┌────────

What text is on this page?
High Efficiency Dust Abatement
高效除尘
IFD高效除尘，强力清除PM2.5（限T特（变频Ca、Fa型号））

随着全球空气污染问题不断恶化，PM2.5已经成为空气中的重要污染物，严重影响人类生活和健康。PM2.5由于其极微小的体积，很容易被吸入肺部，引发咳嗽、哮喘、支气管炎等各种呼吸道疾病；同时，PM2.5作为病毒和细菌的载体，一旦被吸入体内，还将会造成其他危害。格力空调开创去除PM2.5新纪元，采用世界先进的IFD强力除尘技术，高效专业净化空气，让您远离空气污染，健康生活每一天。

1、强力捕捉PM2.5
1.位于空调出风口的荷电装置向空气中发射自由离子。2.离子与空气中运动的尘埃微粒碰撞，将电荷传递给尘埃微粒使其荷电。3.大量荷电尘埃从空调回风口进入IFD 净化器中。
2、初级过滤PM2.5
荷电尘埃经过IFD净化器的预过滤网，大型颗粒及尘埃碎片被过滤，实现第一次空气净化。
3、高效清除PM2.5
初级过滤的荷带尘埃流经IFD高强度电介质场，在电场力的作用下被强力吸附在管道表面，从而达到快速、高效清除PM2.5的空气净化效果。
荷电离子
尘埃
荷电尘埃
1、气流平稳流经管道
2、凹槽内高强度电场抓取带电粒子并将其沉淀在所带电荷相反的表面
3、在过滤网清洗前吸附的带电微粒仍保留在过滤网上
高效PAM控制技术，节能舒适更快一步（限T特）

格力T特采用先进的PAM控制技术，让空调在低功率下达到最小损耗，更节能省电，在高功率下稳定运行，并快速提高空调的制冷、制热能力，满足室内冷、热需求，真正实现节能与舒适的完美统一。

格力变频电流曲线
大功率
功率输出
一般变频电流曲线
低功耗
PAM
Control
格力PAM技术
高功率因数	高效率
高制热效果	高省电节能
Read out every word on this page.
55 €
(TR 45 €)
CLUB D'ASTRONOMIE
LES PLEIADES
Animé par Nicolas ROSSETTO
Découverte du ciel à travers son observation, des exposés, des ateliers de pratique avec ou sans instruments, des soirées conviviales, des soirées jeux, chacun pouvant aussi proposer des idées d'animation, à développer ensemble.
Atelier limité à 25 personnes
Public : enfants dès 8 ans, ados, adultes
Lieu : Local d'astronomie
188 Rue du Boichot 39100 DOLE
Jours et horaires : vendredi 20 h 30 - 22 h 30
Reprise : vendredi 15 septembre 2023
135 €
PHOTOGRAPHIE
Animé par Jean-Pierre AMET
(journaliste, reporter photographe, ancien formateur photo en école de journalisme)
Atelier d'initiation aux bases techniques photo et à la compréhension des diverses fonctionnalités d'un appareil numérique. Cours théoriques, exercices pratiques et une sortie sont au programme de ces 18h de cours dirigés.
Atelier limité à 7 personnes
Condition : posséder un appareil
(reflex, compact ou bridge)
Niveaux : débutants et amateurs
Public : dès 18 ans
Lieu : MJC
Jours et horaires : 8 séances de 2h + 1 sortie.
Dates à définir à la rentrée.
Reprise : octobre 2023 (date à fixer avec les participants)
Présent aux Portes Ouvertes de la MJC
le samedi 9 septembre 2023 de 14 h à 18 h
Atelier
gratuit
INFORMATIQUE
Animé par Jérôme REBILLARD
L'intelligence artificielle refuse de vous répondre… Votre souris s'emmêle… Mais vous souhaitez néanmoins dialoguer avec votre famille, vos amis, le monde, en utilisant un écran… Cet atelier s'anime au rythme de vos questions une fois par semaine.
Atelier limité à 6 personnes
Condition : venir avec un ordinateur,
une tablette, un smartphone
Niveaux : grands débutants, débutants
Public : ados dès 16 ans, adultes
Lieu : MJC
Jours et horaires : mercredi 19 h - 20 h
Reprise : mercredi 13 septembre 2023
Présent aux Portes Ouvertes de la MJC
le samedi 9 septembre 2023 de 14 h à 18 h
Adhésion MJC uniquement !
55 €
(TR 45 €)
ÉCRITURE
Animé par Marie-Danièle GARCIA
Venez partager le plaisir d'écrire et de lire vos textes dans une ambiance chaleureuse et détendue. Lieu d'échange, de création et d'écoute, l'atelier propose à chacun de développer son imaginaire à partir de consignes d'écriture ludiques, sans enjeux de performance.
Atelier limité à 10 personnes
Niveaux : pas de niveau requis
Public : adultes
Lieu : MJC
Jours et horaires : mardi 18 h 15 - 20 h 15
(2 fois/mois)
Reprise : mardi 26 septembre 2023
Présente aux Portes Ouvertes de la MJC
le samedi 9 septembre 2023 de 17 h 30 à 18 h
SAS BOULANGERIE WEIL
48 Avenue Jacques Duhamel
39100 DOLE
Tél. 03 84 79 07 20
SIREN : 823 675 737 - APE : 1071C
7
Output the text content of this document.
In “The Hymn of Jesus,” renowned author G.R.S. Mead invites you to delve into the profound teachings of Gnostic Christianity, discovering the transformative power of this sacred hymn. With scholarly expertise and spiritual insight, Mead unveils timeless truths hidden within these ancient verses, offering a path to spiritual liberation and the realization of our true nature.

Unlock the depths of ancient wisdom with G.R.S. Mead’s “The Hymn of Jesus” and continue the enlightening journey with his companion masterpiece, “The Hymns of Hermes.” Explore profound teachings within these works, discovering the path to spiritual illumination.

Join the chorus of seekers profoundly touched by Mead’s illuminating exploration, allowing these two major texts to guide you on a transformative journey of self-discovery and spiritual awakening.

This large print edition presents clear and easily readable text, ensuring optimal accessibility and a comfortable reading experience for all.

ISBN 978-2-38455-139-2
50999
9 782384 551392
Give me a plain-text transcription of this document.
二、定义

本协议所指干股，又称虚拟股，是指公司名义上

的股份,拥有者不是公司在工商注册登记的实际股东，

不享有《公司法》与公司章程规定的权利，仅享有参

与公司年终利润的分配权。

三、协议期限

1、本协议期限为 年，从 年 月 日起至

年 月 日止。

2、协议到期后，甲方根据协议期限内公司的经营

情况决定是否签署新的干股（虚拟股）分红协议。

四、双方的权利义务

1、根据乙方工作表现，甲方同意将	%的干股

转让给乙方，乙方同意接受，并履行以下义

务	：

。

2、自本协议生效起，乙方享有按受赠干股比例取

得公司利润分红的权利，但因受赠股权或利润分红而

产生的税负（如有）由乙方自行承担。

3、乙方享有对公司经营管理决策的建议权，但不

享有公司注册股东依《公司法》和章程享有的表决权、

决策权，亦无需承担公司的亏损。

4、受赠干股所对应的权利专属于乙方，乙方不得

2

└────────

Instructions for the task
Go through the records above and copy every line with the word "Public".

Worked answer
Public : enfants dès 8 ans, ados, adultes
Public : dès 18 ans
Public : ados dès 16 ans, adultes
Public : adultes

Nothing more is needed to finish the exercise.